» **WHAT IS EXPECTED**:
Please return each of the entries below exactly as they appear.

» **INPUT DATA**:
:::::

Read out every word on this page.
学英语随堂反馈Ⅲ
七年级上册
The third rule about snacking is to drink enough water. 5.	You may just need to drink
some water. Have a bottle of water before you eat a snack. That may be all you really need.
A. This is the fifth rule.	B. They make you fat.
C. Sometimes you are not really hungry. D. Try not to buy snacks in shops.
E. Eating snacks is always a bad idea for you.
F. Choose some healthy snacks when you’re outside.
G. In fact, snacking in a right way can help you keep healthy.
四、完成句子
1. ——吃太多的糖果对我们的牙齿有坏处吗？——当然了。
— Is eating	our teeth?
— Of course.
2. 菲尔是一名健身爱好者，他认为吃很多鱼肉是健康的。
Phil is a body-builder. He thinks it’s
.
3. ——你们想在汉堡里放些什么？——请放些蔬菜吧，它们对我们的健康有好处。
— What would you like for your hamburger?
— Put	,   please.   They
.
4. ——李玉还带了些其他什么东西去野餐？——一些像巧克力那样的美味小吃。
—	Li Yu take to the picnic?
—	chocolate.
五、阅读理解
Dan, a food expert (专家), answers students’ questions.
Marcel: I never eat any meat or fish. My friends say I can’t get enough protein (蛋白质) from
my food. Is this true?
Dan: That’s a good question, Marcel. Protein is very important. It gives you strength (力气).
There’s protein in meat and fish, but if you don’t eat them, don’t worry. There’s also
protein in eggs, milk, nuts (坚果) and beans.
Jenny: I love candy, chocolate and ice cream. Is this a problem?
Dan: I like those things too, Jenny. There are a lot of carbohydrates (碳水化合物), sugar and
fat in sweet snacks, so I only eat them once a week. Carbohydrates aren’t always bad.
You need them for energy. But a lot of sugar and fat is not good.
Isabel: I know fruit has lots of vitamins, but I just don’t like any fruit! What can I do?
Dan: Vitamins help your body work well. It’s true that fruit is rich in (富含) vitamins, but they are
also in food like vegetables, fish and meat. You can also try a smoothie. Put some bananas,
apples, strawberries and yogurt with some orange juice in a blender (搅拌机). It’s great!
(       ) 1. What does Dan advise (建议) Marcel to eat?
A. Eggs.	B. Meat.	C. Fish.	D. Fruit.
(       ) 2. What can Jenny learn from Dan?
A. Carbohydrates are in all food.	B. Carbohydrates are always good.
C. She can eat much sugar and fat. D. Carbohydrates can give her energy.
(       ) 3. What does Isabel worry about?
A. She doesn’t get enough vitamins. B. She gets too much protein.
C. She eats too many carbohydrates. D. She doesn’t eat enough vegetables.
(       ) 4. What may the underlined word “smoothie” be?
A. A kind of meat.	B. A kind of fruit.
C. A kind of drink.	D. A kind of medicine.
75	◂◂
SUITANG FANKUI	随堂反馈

:::::

» **RESPONSE AREA**:
Read out every word on this page.
学英语随堂反馈Ⅲ
七年级上册
The third rule about snacking is to drink enough water. 5.	You may just need to drink
some water. Have a bottle of water before you eat a snack. That may be all you really need.
A. This is the fifth rule.	B. They make you fat.
C. Sometimes you are not really hungry. D. Try not to buy snacks in shops.
E. Eating snacks is always a bad idea for you.
F. Choose some healthy snacks when you’re outside.
G. In fact, snacking in a right way can help you keep healthy.
四、完成句子
1. ——吃太多的糖果对我们的牙齿有坏处吗？——当然了。
— Is eating	our teeth?
— Of course.
2. 菲尔是一名健身爱好者，他认为吃很多鱼肉是健康的。
Phil is a body-builder. He thinks it’s
.
3. ——你们想在汉堡里放些什么？——请放些蔬菜吧，它们对我们的健康有好处。
— What would you like for your hamburger?
— Put	,   please.   They
.
4. ——李玉还带了些其他什么东西去野餐？——一些像巧克力那样的美味小吃。
—	Li Yu take to the picnic?
—	chocolate.
五、阅读理解
Dan, a food expert (专家), answers students’ questions.
Marcel: I never eat any meat or fish. My friends say I can’t get enough protein (蛋白质) from
my food. Is this true?
Dan: That’s a good question, Marcel. Protein is very important. It gives you strength (力气).
There’s protein in meat and fish, but if you don’t eat them, don’t worry. There’s also
protein in eggs, milk, nuts (坚果) and beans.
Jenny: I love candy, chocolate and ice cream. Is this a problem?
Dan: I like those things too, Jenny. There are a lot of carbohydrates (碳水化合物), sugar and
fat in sweet snacks, so I only eat them once a week. Carbohydrates aren’t always bad.
You need them for energy. But a lot of sugar and fat is not good.
Isabel: I know fruit has lots of vitamins, but I just don’t like any fruit! What can I do?
Dan: Vitamins help your body work well. It’s true that fruit is rich in (富含) vitamins, but they are
also in food like vegetables, fish and meat. You can also try a smoothie. Put some bananas,
apples, strawberries and yogurt with some orange juice in a blender (搅拌机). It’s great!
(       ) 1. What does Dan advise (建议) Marcel to eat?
A. Eggs.	B. Meat.	C. Fish.	D. Fruit.
(       ) 2. What can Jenny learn from Dan?
A. Carbohydrates are in all food.	B. Carbohydrates are always good.
C. She can eat much sugar and fat. D. Carbohydrates can give her energy.
(       ) 3. What does Isabel worry about?
A. She doesn’t get enough vitamins. B. She gets too much protein.
C. She eats too many carbohydrates. D. She doesn’t eat enough vegetables.
(       ) 4. What may the underlined word “smoothie” be?
A. A kind of meat.	B. A kind of fruit.
C. A kind of drink.	D. A kind of medicine.
75	◂◂
SUITANG FANKUI	随堂反馈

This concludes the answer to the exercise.